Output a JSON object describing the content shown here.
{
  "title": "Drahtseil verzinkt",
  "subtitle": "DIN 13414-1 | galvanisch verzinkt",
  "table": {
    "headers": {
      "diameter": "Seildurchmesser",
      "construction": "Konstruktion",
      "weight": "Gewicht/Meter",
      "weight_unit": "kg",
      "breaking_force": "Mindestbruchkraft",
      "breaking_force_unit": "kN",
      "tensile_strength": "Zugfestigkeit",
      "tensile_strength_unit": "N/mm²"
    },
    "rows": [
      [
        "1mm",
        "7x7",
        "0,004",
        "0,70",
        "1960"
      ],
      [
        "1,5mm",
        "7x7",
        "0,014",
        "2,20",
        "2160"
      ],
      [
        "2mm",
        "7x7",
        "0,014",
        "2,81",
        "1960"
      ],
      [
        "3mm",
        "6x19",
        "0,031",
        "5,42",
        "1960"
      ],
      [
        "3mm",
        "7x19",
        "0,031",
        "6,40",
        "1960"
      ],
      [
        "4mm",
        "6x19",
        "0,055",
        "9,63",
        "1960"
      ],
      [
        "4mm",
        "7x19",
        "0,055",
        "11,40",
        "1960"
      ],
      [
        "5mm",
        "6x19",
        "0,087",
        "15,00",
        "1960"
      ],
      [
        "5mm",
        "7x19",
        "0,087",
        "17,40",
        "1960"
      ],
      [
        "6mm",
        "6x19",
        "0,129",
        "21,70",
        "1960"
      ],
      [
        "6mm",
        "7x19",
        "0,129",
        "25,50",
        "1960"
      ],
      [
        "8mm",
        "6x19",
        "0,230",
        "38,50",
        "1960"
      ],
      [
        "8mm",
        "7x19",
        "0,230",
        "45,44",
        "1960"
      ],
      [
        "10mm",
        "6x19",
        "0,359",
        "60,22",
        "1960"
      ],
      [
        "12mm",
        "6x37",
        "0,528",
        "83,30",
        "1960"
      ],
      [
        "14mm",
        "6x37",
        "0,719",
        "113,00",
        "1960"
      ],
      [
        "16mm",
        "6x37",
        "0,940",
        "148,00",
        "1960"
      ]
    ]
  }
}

···

- Request
Pull out every line in the material above where "verzinkt" occurs.

- Task response
  "title": "Drahtseil verzinkt",
  "subtitle": "DIN 13414-1 | galvanisch verzinkt",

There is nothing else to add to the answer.